**Task directions:**
Print verbatim the lines of the listing, beginning at the line that contains "table-cell: 一种关系 [680,281,740,293]" and stopping after the line that contains "table-cell: ：比号 [525,281,597,293]". Print no other lines.

[Element boundary records]
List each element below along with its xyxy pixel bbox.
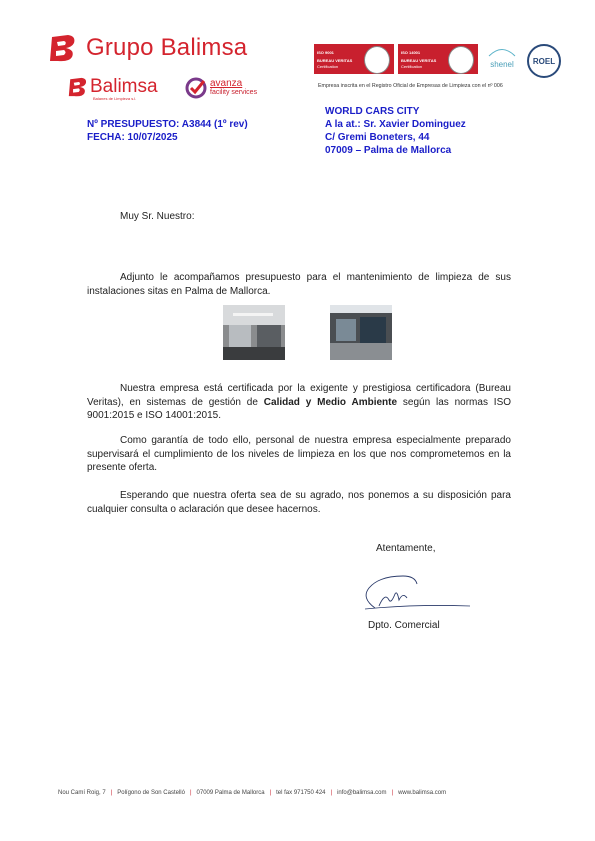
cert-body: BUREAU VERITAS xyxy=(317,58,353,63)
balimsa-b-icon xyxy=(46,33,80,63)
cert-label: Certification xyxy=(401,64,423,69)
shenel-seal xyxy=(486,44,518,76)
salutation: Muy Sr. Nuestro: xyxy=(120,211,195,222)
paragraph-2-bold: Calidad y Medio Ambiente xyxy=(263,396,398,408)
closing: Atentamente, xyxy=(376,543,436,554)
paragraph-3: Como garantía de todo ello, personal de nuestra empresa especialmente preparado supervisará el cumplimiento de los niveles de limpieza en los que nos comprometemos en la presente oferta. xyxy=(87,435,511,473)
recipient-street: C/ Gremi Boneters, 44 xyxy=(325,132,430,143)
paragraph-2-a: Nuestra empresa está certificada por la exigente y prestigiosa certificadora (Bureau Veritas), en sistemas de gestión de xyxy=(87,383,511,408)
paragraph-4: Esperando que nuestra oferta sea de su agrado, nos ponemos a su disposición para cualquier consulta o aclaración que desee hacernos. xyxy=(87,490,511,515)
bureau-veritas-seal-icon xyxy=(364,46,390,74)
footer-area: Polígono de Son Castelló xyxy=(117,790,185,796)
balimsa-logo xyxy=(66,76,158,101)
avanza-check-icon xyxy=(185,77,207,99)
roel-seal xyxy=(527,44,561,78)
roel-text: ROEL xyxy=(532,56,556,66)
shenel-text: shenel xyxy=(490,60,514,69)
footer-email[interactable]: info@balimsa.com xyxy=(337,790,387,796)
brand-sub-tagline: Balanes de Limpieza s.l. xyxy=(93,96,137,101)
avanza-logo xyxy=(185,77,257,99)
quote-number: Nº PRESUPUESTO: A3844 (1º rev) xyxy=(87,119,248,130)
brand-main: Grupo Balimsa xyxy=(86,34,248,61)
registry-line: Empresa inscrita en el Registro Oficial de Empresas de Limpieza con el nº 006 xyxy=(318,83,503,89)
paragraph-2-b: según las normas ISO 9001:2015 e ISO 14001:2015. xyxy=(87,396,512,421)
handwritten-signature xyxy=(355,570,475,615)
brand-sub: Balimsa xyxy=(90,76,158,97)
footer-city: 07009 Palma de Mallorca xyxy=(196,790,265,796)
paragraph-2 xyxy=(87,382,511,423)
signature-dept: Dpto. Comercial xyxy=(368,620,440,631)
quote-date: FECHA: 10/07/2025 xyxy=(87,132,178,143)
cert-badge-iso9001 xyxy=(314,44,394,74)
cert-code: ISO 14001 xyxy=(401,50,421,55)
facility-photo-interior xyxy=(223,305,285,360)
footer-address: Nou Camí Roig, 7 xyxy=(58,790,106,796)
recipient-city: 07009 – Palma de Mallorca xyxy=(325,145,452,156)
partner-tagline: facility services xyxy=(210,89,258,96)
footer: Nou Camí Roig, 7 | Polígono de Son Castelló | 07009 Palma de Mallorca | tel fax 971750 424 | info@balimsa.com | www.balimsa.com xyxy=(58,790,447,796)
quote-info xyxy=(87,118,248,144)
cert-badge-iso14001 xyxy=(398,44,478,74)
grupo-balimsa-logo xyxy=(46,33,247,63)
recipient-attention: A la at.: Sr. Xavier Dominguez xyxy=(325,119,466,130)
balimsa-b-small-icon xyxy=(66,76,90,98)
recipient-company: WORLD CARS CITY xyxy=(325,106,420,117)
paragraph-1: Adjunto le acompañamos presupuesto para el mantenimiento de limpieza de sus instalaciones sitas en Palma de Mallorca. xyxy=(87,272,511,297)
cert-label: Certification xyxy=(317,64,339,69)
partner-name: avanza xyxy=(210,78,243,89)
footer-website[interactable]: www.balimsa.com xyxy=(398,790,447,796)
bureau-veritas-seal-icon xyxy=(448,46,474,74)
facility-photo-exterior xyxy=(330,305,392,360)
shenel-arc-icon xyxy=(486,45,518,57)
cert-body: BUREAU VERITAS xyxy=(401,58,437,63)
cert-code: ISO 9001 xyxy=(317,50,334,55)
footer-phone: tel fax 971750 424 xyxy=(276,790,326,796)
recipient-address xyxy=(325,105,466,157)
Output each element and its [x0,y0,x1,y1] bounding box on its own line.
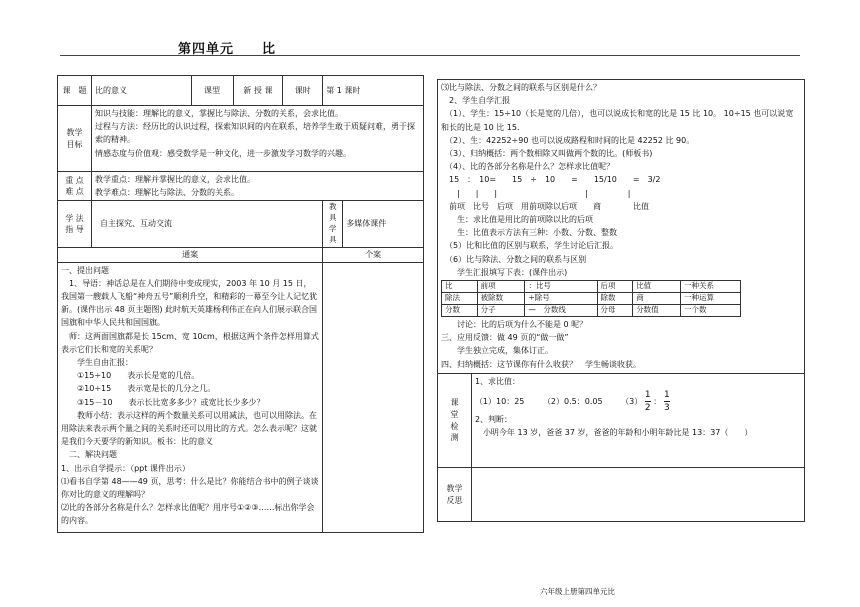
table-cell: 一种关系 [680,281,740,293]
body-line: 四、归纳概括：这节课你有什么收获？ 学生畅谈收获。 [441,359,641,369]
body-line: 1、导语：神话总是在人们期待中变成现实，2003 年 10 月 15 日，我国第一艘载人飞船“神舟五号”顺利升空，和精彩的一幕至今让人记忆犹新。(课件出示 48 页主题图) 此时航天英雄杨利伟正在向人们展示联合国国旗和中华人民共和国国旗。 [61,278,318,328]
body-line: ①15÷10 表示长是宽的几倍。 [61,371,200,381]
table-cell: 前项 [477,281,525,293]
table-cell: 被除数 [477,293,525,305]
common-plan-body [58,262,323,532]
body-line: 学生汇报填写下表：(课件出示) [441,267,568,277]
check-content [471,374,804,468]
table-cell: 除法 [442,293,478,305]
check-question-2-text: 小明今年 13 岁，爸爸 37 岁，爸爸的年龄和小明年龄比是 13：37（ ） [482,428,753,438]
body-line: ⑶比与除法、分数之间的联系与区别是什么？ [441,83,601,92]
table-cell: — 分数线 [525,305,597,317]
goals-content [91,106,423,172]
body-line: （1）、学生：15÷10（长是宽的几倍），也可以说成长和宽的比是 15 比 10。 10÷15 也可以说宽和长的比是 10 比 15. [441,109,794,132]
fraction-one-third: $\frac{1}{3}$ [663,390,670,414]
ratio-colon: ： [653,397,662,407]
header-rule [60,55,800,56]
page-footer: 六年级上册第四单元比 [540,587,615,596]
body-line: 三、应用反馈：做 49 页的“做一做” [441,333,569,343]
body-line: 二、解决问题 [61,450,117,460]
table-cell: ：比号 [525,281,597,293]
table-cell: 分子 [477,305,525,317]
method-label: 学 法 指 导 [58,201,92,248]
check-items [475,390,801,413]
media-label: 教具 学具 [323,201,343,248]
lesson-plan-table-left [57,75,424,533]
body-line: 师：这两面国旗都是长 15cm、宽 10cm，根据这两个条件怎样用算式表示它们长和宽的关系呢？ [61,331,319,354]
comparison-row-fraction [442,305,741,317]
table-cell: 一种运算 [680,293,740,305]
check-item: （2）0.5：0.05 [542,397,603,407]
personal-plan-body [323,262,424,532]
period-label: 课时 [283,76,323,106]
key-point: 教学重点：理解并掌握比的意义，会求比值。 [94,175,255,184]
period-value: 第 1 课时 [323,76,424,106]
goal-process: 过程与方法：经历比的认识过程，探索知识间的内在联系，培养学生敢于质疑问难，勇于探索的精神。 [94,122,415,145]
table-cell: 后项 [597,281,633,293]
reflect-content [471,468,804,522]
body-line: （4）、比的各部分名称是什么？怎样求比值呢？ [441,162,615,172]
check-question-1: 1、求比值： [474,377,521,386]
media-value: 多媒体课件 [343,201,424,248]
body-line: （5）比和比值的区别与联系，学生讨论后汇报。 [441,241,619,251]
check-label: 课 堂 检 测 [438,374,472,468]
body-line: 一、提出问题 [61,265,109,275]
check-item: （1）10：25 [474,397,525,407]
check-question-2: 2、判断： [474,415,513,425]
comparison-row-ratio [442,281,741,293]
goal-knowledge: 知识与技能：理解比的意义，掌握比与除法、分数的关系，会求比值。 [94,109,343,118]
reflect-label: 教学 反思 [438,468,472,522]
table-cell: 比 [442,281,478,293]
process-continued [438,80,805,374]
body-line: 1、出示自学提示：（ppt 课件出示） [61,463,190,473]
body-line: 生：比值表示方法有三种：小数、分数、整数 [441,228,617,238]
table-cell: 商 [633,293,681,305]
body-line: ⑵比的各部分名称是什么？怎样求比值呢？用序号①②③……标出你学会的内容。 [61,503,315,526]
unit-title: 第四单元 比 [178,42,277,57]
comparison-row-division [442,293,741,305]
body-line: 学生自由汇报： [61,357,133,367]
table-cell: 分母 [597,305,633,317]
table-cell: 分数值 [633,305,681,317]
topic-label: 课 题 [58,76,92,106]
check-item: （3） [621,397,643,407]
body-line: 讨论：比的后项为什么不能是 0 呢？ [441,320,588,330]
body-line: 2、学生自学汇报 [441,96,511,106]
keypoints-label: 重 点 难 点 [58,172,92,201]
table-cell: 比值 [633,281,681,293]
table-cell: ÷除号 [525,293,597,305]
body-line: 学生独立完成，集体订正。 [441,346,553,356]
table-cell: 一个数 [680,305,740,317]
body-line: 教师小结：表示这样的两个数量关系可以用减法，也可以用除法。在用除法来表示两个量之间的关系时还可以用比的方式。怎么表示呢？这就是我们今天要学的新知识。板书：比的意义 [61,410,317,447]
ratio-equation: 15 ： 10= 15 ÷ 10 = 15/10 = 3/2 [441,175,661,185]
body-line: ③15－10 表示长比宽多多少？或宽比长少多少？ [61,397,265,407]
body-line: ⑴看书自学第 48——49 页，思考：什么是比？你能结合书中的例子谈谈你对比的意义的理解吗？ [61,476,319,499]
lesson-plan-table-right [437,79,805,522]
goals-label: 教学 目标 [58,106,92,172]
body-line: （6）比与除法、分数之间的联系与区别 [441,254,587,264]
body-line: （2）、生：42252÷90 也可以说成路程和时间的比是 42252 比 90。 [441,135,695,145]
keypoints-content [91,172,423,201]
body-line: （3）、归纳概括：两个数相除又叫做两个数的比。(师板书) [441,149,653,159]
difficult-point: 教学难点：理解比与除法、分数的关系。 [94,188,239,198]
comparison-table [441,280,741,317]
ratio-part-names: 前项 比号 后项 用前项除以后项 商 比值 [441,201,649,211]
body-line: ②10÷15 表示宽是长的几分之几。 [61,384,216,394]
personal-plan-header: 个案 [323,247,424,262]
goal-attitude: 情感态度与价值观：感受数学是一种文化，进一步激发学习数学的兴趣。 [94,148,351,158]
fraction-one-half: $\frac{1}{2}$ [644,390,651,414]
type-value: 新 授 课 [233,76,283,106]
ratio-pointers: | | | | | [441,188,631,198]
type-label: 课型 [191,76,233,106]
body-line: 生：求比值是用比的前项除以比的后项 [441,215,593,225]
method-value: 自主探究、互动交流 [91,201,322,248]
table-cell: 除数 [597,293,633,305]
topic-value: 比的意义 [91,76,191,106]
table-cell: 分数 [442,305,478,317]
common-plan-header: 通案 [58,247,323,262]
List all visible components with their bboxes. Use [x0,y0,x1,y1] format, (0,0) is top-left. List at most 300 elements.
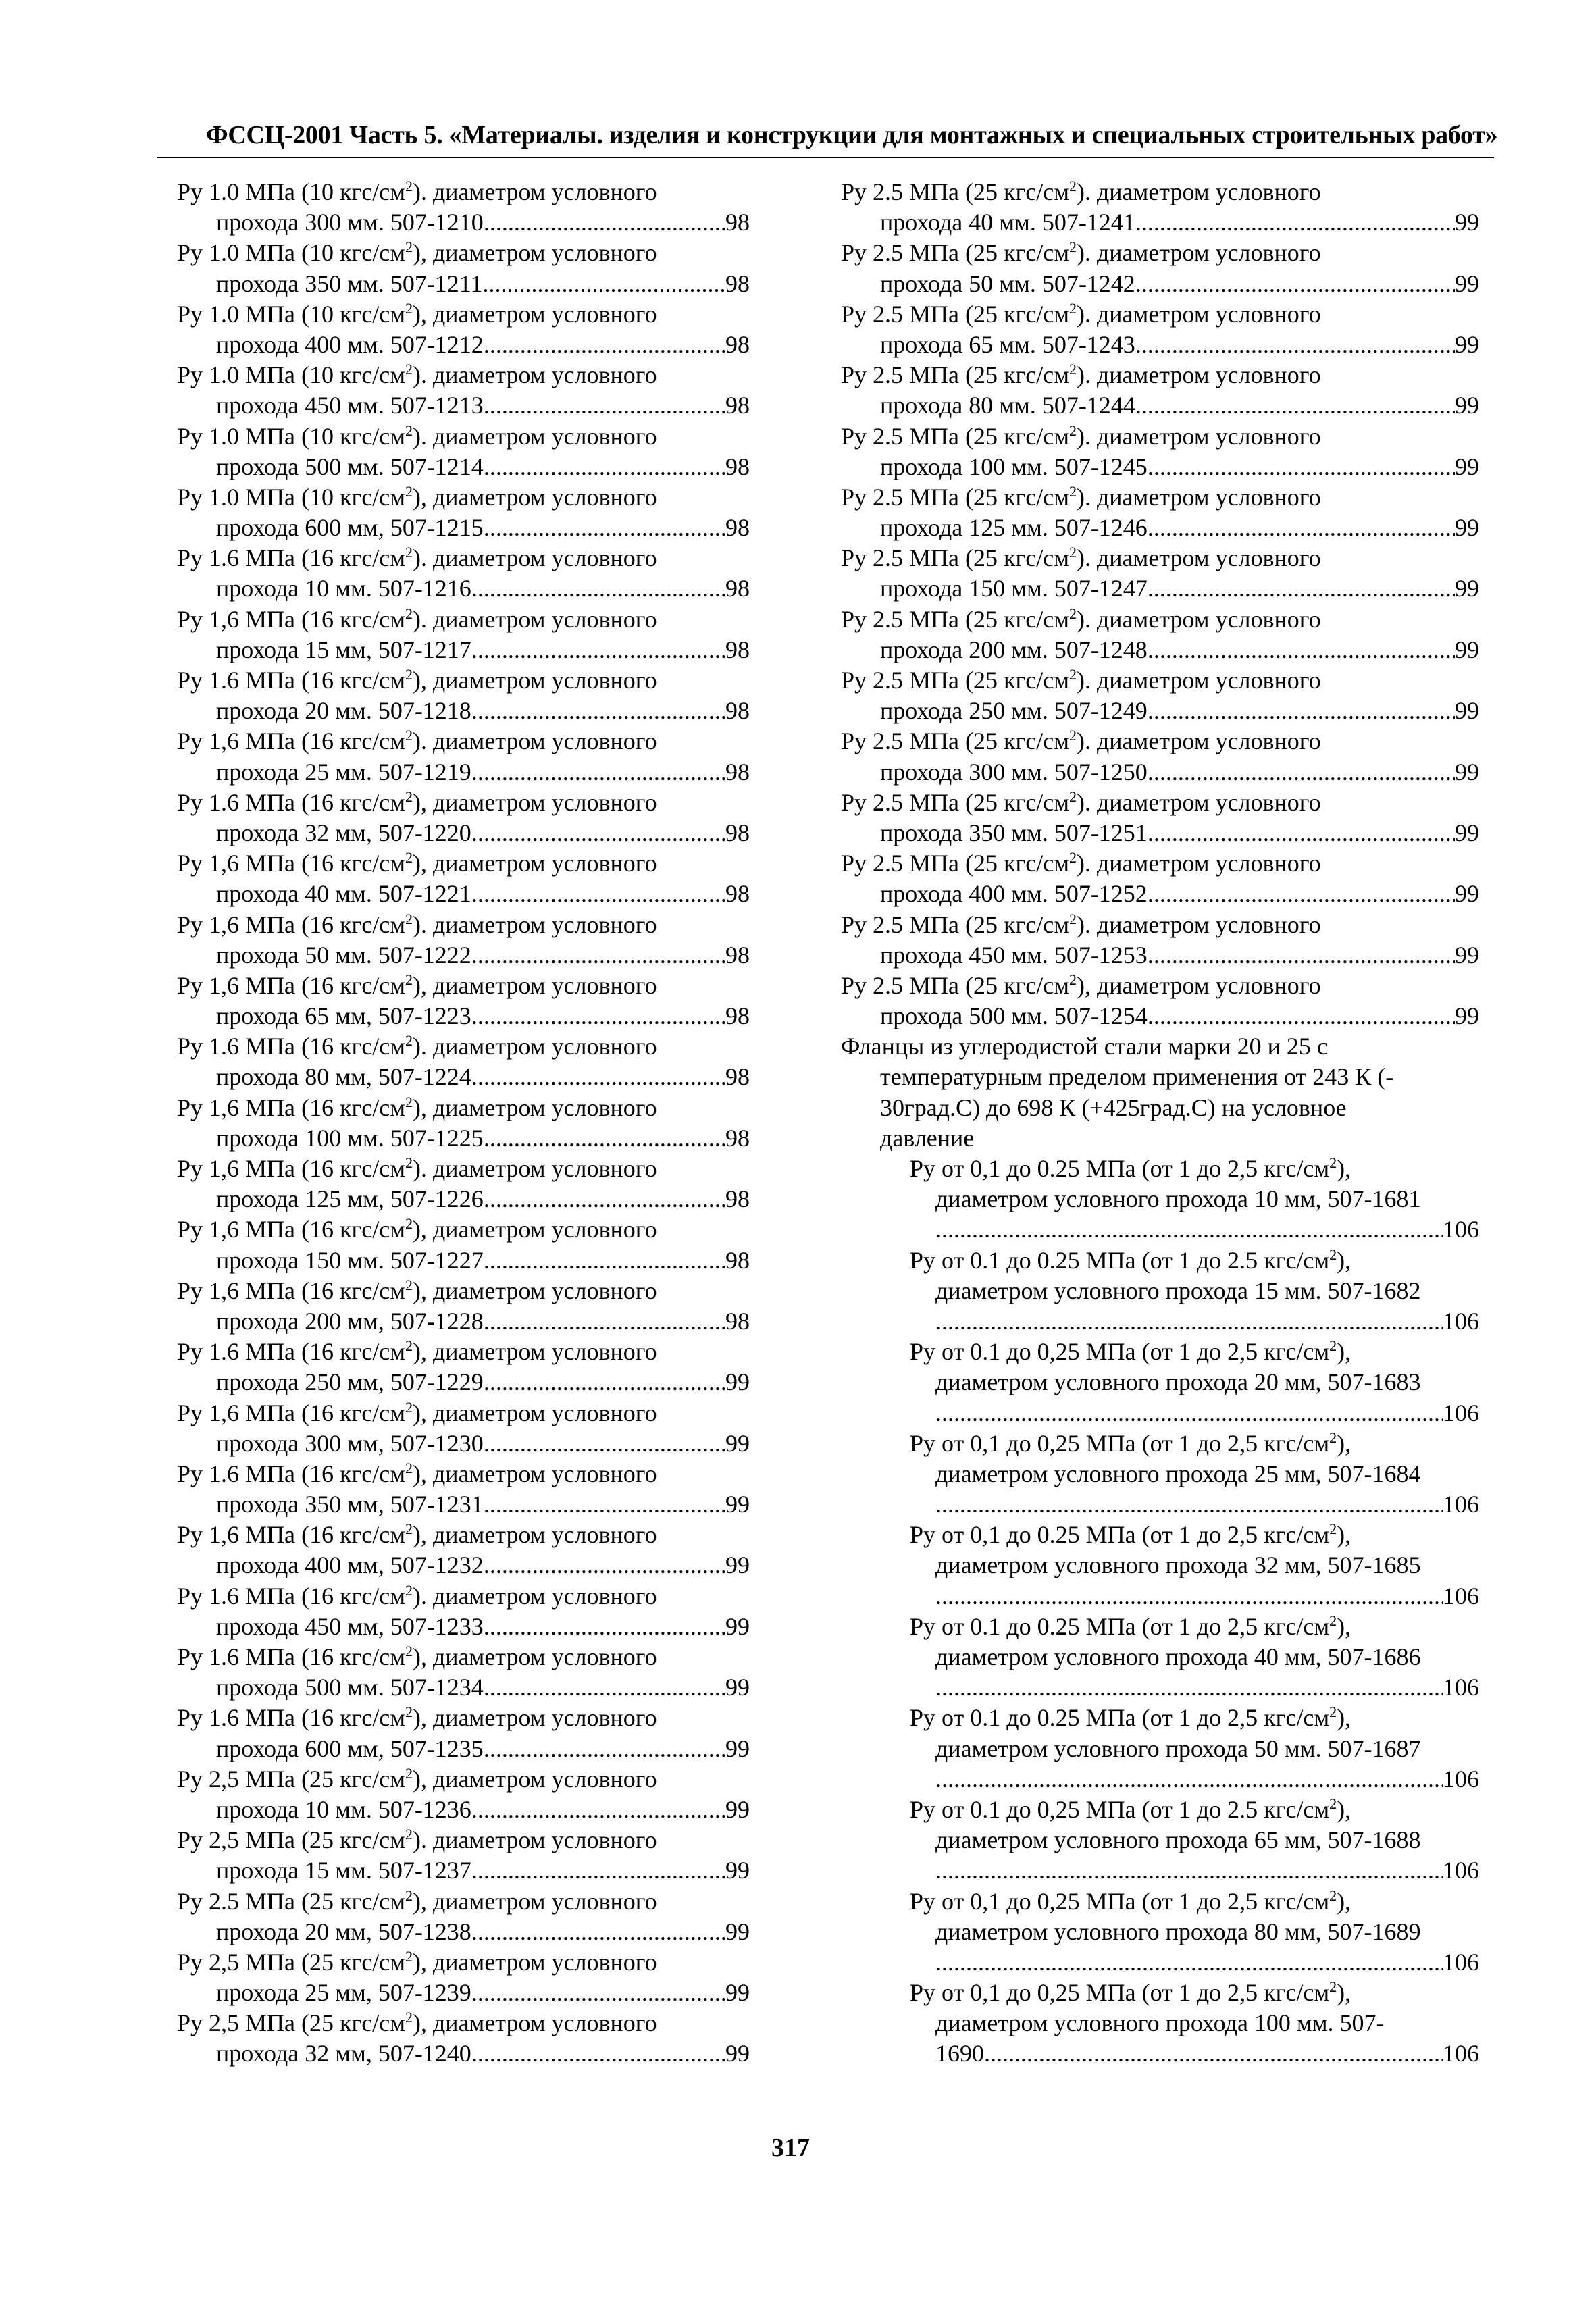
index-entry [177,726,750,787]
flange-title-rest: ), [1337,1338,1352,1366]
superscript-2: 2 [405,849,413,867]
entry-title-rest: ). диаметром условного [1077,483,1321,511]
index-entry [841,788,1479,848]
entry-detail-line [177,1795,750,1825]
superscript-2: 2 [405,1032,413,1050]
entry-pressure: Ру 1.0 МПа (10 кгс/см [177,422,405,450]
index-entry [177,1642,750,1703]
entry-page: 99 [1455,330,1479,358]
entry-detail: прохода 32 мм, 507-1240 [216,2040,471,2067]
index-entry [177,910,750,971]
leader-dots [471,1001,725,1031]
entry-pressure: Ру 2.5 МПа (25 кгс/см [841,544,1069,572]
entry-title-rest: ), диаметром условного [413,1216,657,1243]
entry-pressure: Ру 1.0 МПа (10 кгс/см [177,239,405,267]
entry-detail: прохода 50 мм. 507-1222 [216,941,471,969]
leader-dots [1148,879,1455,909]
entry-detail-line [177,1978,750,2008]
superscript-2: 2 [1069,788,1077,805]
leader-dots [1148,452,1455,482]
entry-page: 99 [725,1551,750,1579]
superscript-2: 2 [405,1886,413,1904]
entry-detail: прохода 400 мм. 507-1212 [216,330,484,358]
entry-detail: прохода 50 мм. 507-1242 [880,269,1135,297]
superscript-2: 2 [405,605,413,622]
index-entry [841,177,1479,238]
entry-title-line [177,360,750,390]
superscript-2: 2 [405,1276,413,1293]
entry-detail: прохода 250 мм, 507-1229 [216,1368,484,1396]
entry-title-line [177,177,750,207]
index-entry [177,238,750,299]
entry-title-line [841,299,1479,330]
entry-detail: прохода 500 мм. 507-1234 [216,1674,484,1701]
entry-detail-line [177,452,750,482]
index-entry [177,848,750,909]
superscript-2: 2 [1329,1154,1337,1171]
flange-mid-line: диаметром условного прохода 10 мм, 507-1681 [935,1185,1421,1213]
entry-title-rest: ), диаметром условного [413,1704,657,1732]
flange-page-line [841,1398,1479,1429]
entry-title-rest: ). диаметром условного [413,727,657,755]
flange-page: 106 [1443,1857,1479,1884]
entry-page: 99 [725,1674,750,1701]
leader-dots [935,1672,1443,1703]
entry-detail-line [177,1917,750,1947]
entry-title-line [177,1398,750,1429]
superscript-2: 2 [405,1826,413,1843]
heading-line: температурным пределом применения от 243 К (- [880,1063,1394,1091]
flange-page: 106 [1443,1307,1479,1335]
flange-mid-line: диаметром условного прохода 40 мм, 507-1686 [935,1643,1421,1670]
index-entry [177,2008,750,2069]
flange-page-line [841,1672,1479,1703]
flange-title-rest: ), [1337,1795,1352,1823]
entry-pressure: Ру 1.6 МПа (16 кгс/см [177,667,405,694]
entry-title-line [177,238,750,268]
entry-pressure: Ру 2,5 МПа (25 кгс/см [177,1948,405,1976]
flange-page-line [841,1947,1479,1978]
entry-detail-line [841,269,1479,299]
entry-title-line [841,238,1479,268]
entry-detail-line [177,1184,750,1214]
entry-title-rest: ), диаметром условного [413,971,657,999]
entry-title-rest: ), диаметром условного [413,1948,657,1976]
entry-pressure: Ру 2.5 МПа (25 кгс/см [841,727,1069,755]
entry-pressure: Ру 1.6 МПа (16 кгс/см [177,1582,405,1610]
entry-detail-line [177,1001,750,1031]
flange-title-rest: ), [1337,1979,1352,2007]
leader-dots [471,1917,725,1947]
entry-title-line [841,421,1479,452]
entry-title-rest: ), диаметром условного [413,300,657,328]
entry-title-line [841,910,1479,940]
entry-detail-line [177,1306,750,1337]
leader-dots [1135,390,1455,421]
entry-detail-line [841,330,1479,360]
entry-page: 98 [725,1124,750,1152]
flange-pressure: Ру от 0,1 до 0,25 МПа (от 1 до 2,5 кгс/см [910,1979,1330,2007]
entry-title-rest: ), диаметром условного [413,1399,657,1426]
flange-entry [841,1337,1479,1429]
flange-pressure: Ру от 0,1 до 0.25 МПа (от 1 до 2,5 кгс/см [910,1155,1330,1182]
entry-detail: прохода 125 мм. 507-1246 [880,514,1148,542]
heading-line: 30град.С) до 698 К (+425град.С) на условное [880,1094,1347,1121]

**Task result:**
table-cell: 一种关系 [680,281,740,293]
body-line: 四、归纳概括：这节课你有什么收获？ 学生畅谈收获。 [441,359,641,369]
body-line: 1、导语：神话总是在人们期待中变成现实，2003 年 10 月 15 日，我国第一艘载人飞船“神舟五号”顺利升空，和精彩的一幕至今让人记忆犹新。(课件出示 48 页主题图) 此时航天英雄杨利伟正在向人们展示联合国国旗和中华人民共和国国旗。 [61,278,318,328]
body-line: ①15÷10 表示长是宽的几倍。 [61,371,200,381]
table-cell: 前项 [477,281,525,293]
table-cell: 被除数 [477,293,525,305]
common-plan-body [58,262,323,532]
body-line: 学生汇报填写下表：(课件出示) [441,267,568,277]
check-content [471,374,804,468]
table-cell: 除法 [442,293,478,305]
check-question-2-text: 小明今年 13 岁，爸爸 37 岁，爸爸的年龄和小明年龄比是 13：37（ ） [482,428,753,438]
body-line: ⑶比与除法、分数之间的联系与区别是什么？ [441,83,601,92]
table-cell: — 分数线 [525,305,597,317]
goals-content [91,106,423,172]
body-line: （1）、学生：15÷10（长是宽的几倍），也可以说成长和宽的比是 15 比 10。 10÷15 也可以说宽和长的比是 10 比 15. [441,109,794,132]
fraction-one-third: $\frac{1}{3}$ [663,390,670,414]
ratio-colon: ： [653,397,662,407]
header-rule [60,55,800,56]
page-footer: 六年级上册第四单元比 [540,587,615,596]
body-line: 三、应用反馈：做 49 页的“做一做” [441,333,569,343]
body-line: 二、解决问题 [61,450,117,460]
table-cell: ：比号 [525,281,597,293]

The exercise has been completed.